┌──

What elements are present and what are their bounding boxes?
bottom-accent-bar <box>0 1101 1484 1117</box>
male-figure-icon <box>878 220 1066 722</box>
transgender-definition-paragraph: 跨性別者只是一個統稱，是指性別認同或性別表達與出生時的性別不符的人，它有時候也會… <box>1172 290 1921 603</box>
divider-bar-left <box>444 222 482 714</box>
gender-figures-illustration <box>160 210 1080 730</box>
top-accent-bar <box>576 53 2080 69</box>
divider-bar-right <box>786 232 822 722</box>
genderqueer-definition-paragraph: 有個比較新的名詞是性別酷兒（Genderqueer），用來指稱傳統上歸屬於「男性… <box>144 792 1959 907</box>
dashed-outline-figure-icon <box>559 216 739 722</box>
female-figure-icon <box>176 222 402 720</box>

└──

Short problem | Copy all the rows again, changing each "accent-bar" to "highlight-strip" and leaving everything else untouched.

Final answer |
What elements are present and what are their bounding boxes?
bottom-highlight-strip <box>0 1101 1484 1117</box>
male-figure-icon <box>878 220 1066 722</box>
transgender-definition-paragraph: 跨性別者只是一個統稱，是指性別認同或性別表達與出生時的性別不符的人，它有時候也會… <box>1172 290 1921 603</box>
divider-bar-left <box>444 222 482 714</box>
gender-figures-illustration <box>160 210 1080 730</box>
top-highlight-strip <box>576 53 2080 69</box>
divider-bar-right <box>786 232 822 722</box>
genderqueer-definition-paragraph: 有個比較新的名詞是性別酷兒（Genderqueer），用來指稱傳統上歸屬於「男性… <box>144 792 1959 907</box>
dashed-outline-figure-icon <box>559 216 739 722</box>
female-figure-icon <box>176 222 402 720</box>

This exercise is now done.